* Input material:
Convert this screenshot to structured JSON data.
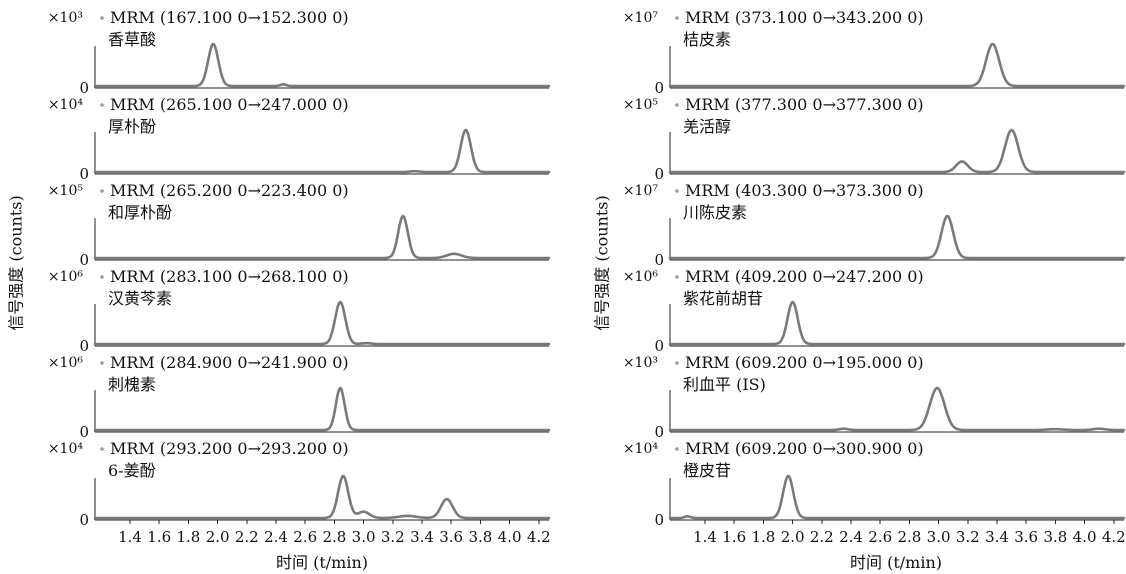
{
  "axis": {
    "xlabel": "时间 (t/min)",
    "ylabel": "信号强度 (counts)",
    "x_ticks": [
      "1.4",
      "1.6",
      "1.8",
      "2.0",
      "2.2",
      "2.4",
      "2.6",
      "2.8",
      "3.0",
      "3.2",
      "3.4",
      "3.6",
      "3.8",
      "4.0",
      "4.2"
    ],
    "zero_label": "0"
  },
  "colors": {
    "trace": "#7a7a7a",
    "axis": "#222222"
  },
  "chart_data": [
    {
      "type": "line",
      "xlabel": "时间 (t/min)",
      "ylabel": "信号强度 (counts)",
      "xlim": [
        1.2,
        4.25
      ],
      "panels": [
        {
          "mrm": "MRM (167.100 0→152.300 0)",
          "compound": "香草酸",
          "multiplier": "×10³",
          "peaks": [
            [
              1.97,
              1.0,
              0.035
            ],
            [
              2.45,
              0.04,
              0.02
            ]
          ]
        },
        {
          "mrm": "MRM (265.100 0→247.000 0)",
          "compound": "厚朴酚",
          "multiplier": "×10⁴",
          "peaks": [
            [
              3.7,
              1.0,
              0.035
            ],
            [
              3.35,
              0.02,
              0.03
            ]
          ]
        },
        {
          "mrm": "MRM (265.200 0→223.400 0)",
          "compound": "和厚朴酚",
          "multiplier": "×10⁵",
          "peaks": [
            [
              3.27,
              1.0,
              0.033
            ],
            [
              3.62,
              0.1,
              0.05
            ]
          ]
        },
        {
          "mrm": "MRM (283.100 0→268.100 0)",
          "compound": "汉黄芩素",
          "multiplier": "×10⁶",
          "peaks": [
            [
              2.84,
              1.0,
              0.035
            ],
            [
              3.02,
              0.02,
              0.03
            ]
          ]
        },
        {
          "mrm": "MRM (284.900 0→241.900 0)",
          "compound": "刺槐素",
          "multiplier": "×10⁶",
          "peaks": [
            [
              2.84,
              1.0,
              0.03
            ]
          ]
        },
        {
          "mrm": "MRM (293.200 0→293.200 0)",
          "compound": "6-姜酚",
          "multiplier": "×10⁴",
          "peaks": [
            [
              2.86,
              1.0,
              0.035
            ],
            [
              3.0,
              0.15,
              0.04
            ],
            [
              3.57,
              0.45,
              0.04
            ],
            [
              3.3,
              0.05,
              0.06
            ]
          ]
        }
      ]
    },
    {
      "type": "line",
      "xlabel": "时间 (t/min)",
      "ylabel": "信号强度 (counts)",
      "xlim": [
        1.2,
        4.25
      ],
      "panels": [
        {
          "mrm": "MRM (373.100 0→343.200 0)",
          "compound": "桔皮素",
          "multiplier": "×10⁷",
          "peaks": [
            [
              3.37,
              1.0,
              0.045
            ]
          ]
        },
        {
          "mrm": "MRM (377.300 0→377.300 0)",
          "compound": "羌活醇",
          "multiplier": "×10⁵",
          "peaks": [
            [
              3.5,
              1.0,
              0.045
            ],
            [
              3.16,
              0.25,
              0.04
            ]
          ]
        },
        {
          "mrm": "MRM (403.300 0→373.300 0)",
          "compound": "川陈皮素",
          "multiplier": "×10⁷",
          "peaks": [
            [
              3.06,
              1.0,
              0.04
            ]
          ]
        },
        {
          "mrm": "MRM (409.200 0→247.200 0)",
          "compound": "紫花前胡苷",
          "multiplier": "×10⁶",
          "peaks": [
            [
              2.0,
              1.0,
              0.035
            ]
          ]
        },
        {
          "mrm": "MRM (609.200 0→195.000 0)",
          "compound": "利血平 (IS)",
          "multiplier": "×10³",
          "peaks": [
            [
              2.99,
              1.0,
              0.05
            ],
            [
              2.35,
              0.03,
              0.03
            ],
            [
              3.8,
              0.02,
              0.05
            ],
            [
              4.1,
              0.03,
              0.04
            ]
          ]
        },
        {
          "mrm": "MRM (609.200 0→300.900 0)",
          "compound": "橙皮苷",
          "multiplier": "×10⁴",
          "peaks": [
            [
              1.97,
              1.0,
              0.035
            ],
            [
              1.28,
              0.04,
              0.02
            ]
          ]
        }
      ]
    }
  ]
}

* Stated task: Search the material above for "compound". Pull out each line where it shows up.

* Expected answer:
          "compound": "香草酸",
          "compound": "厚朴酚",
          "compound": "和厚朴酚",
          "compound": "汉黄芩素",
          "compound": "刺槐素",
          "compound": "6-姜酚",
          "compound": "桔皮素",
          "compound": "羌活醇",
          "compound": "川陈皮素",
          "compound": "紫花前胡苷",
          "compound": "利血平 (IS)",
          "compound": "橙皮苷",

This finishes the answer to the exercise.